## Instruction
Copy each line exactly. Drop every picture.

------------------------------------------------------------------------

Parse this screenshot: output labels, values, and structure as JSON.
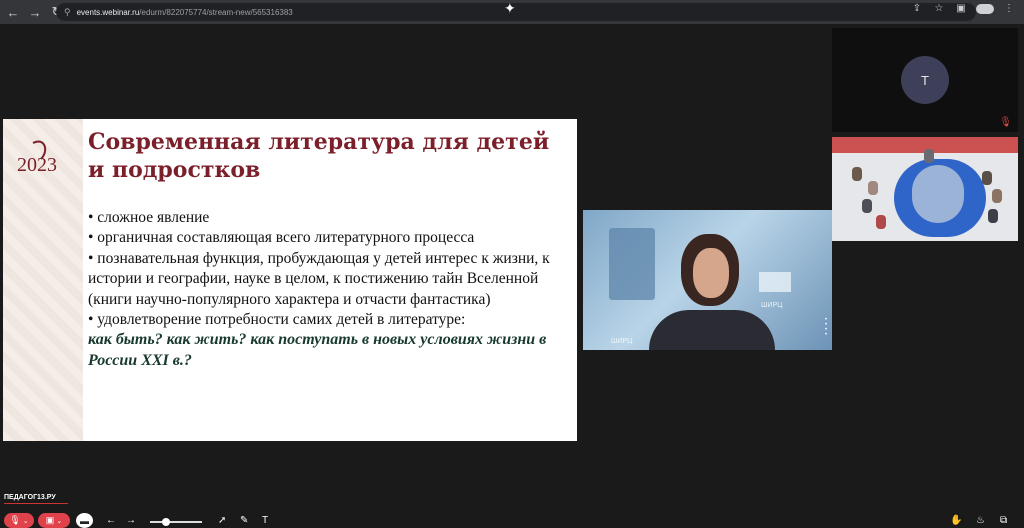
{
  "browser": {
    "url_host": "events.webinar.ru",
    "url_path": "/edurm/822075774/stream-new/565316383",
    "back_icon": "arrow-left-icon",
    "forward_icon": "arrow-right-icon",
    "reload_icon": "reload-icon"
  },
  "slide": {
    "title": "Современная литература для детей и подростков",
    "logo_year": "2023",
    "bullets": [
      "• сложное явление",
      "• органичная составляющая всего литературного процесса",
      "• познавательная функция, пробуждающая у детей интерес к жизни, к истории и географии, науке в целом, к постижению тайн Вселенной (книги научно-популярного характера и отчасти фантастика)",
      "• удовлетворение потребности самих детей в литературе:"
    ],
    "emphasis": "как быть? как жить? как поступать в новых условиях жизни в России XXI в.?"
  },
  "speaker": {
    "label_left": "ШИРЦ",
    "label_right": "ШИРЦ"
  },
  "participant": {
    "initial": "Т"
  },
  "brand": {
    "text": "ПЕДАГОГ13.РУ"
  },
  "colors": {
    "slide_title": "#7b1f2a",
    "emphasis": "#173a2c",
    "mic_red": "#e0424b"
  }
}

------------------------------------------------------------------------

## Answer to this task
Parse this screenshot: output labels, values, and structure as JSON.
{
  "browser": {
    "url_host": "events.webinar.ru",
    "url_path": "/edurm/822075774/stream-new/565316383",
    "back_icon": "arrow-left-icon",
    "forward_icon": "arrow-right-icon",
    "reload_icon": "reload-icon"
  },
  "slide": {
    "title": "Современная литература для детей и подростков",
    "logo_year": "2023",
    "bullets": [
      "• сложное явление",
      "• органичная составляющая всего литературного процесса",
      "• познавательная функция, пробуждающая у детей интерес к жизни, к истории и географии, науке в целом, к постижению тайн Вселенной (книги научно-популярного характера и отчасти фантастика)",
      "• удовлетворение потребности самих детей в литературе:"
    ],
    "emphasis": "как быть? как жить? как поступать в новых условиях жизни в России XXI в.?"
  },
  "speaker": {
    "label_left": "ШИРЦ",
    "label_right": "ШИРЦ"
  },
  "participant": {
    "initial": "Т"
  },
  "brand": {
    "text": "ПЕДАГОГ13.РУ"
  },
  "colors": {
    "slide_title": "#7b1f2a",
    "emphasis": "#173a2c",
    "mic_red": "#e0424b"
  }
}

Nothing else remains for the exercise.